### DIRECTION
Show every line containing "this" by copying it.

Figure collection entries:
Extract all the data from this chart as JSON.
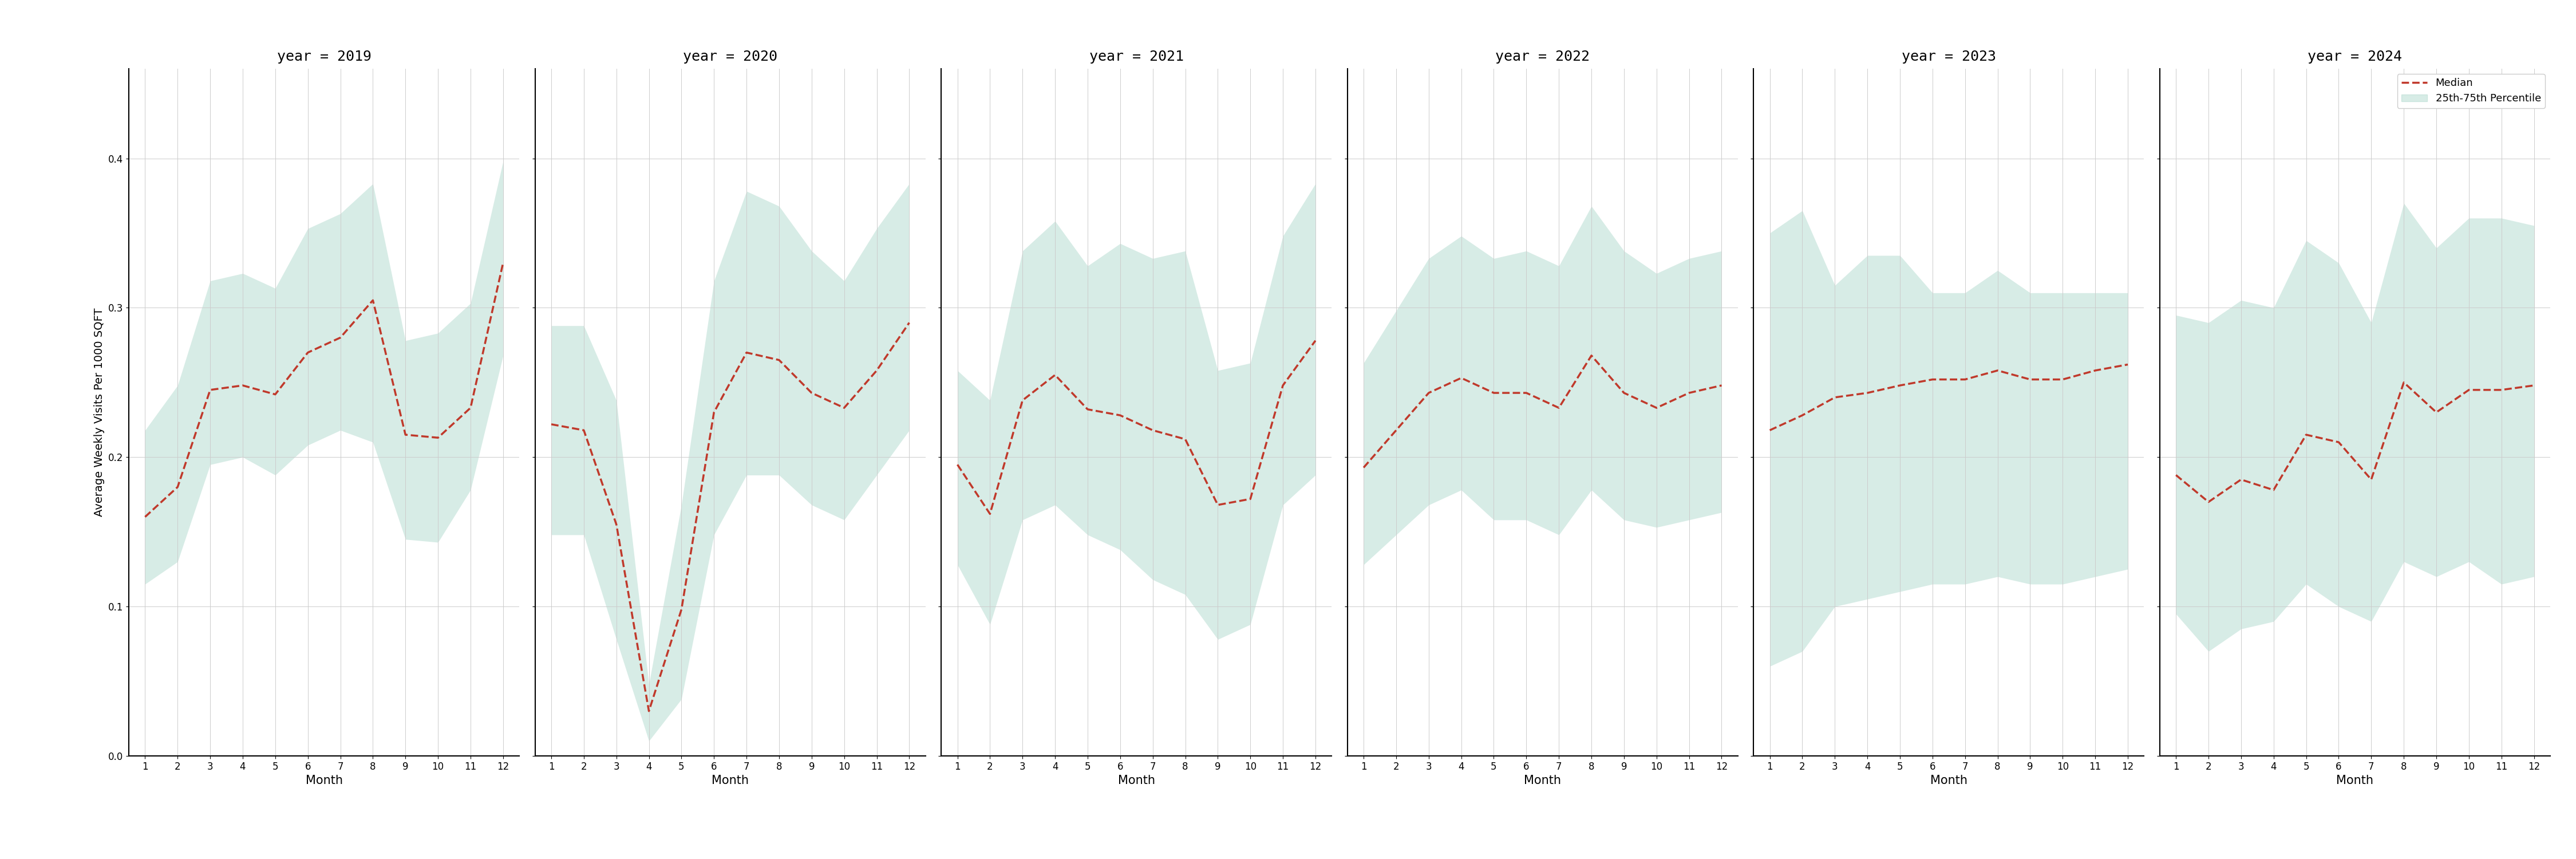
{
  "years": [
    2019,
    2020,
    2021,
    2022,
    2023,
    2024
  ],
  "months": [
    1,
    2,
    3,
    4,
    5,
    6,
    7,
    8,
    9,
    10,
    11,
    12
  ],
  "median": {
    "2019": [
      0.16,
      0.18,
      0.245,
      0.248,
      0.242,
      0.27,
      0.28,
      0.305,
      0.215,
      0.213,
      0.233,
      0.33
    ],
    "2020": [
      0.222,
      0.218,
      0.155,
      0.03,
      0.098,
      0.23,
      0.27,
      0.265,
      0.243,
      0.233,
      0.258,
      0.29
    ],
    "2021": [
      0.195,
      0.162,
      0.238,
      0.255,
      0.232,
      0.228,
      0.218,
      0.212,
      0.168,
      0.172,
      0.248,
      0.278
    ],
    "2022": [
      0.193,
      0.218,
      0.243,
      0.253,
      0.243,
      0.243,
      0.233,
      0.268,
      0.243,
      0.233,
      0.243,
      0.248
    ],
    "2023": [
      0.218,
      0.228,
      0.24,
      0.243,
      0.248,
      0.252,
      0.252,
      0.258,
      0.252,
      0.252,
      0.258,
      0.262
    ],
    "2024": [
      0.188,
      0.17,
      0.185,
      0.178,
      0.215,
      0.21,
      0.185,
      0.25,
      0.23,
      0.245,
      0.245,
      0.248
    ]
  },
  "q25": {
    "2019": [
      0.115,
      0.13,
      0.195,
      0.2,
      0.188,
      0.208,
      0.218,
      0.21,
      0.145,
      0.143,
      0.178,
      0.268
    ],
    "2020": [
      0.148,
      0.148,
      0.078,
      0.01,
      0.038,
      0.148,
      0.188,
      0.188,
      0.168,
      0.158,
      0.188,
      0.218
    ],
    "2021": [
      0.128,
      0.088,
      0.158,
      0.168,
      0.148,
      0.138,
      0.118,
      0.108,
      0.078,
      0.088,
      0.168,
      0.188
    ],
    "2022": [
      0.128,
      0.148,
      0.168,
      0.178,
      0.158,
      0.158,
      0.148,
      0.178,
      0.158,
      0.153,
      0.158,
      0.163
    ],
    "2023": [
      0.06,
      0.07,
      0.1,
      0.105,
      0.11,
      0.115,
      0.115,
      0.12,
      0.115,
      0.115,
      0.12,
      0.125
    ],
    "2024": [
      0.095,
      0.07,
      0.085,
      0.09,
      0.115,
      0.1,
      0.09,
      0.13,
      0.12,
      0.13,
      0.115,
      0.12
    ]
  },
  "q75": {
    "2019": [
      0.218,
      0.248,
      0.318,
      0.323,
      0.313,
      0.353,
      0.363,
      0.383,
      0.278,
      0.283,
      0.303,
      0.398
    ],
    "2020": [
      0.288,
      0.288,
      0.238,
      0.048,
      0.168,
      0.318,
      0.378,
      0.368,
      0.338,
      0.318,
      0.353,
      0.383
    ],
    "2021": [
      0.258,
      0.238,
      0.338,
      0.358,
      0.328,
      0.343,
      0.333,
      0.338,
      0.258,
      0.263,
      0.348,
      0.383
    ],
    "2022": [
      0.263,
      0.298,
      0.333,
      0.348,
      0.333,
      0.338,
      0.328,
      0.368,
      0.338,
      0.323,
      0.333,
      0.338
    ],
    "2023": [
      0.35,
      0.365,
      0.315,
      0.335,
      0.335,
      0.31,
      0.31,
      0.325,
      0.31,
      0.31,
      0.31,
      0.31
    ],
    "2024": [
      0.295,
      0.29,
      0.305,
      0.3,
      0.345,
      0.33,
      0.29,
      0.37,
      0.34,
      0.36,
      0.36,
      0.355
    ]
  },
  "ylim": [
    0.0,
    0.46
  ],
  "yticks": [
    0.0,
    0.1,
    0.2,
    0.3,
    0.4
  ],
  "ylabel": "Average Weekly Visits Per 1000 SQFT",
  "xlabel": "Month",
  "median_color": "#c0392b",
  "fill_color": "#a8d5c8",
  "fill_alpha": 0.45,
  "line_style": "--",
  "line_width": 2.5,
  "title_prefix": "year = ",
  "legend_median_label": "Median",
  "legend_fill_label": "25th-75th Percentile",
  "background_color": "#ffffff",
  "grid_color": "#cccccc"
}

---

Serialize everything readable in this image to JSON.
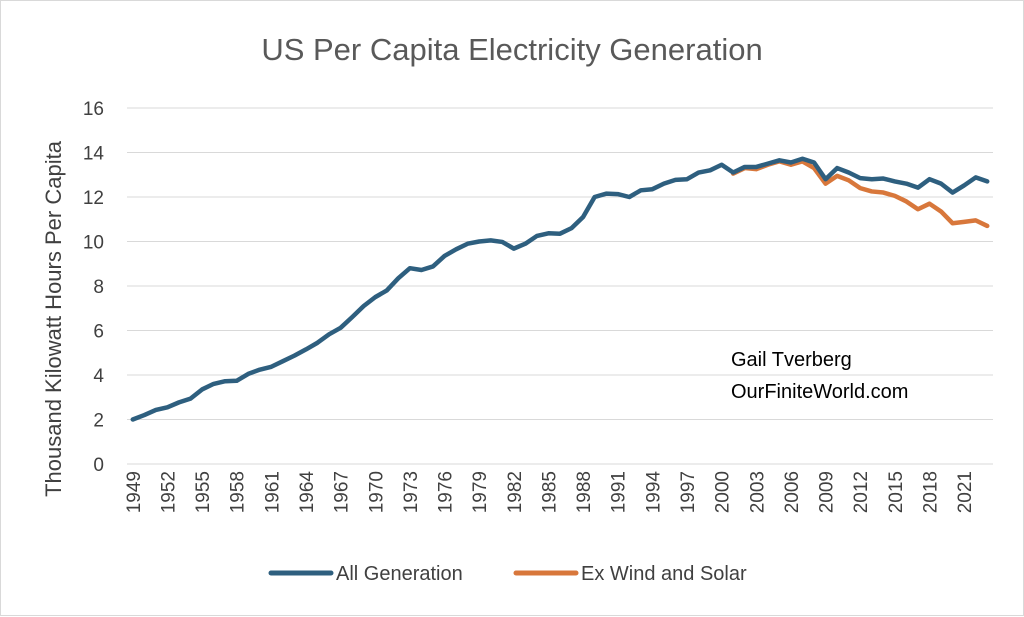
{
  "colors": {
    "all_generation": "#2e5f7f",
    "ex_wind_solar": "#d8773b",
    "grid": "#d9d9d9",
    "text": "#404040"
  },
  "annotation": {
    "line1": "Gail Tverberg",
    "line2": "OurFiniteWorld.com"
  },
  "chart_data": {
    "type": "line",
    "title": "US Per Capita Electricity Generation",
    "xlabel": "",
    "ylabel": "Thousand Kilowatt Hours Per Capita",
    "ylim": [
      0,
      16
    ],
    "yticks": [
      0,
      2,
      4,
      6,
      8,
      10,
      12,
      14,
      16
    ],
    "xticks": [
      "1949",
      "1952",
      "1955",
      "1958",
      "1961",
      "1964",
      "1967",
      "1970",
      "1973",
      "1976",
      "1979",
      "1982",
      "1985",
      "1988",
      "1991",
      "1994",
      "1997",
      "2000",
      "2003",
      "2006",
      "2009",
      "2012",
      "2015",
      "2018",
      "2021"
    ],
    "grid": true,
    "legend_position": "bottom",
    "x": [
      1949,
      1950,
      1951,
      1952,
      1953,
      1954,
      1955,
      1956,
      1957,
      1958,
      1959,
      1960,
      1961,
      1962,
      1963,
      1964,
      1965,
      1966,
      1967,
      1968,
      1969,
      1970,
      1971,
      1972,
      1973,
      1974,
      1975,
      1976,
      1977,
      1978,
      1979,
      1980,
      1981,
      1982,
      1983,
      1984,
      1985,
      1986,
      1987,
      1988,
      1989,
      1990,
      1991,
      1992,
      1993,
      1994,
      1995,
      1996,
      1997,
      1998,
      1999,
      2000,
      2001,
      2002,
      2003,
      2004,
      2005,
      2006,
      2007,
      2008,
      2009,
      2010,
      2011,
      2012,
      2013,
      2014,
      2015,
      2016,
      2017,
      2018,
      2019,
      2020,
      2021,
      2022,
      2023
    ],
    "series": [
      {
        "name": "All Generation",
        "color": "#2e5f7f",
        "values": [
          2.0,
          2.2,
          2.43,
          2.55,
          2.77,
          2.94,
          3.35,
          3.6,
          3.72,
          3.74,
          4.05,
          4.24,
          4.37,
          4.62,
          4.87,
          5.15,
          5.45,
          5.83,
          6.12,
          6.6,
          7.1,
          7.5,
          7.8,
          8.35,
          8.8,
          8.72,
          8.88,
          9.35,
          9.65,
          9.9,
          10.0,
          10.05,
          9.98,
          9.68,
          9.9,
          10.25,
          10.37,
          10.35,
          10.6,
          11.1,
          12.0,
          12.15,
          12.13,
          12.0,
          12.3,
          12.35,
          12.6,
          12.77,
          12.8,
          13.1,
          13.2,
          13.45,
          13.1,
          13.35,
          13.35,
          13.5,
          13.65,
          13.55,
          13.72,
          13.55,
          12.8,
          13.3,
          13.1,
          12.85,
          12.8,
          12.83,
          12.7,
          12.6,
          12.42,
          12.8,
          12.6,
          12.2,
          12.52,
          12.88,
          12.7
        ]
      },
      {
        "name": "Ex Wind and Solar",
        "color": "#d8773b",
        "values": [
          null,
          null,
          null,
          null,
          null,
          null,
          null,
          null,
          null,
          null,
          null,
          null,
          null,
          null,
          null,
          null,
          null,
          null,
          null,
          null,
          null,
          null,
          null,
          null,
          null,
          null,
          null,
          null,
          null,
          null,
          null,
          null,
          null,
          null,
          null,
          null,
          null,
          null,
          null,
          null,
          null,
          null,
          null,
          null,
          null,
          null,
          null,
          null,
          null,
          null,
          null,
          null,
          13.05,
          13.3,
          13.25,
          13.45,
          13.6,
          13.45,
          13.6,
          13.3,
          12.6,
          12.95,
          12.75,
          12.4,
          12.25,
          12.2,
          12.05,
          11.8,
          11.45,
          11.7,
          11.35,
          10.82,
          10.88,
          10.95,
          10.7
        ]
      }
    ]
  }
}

### EXERCISE RESULT
Extract all the data from this chart as JSON.
Serialize everything readable in this image to JSON.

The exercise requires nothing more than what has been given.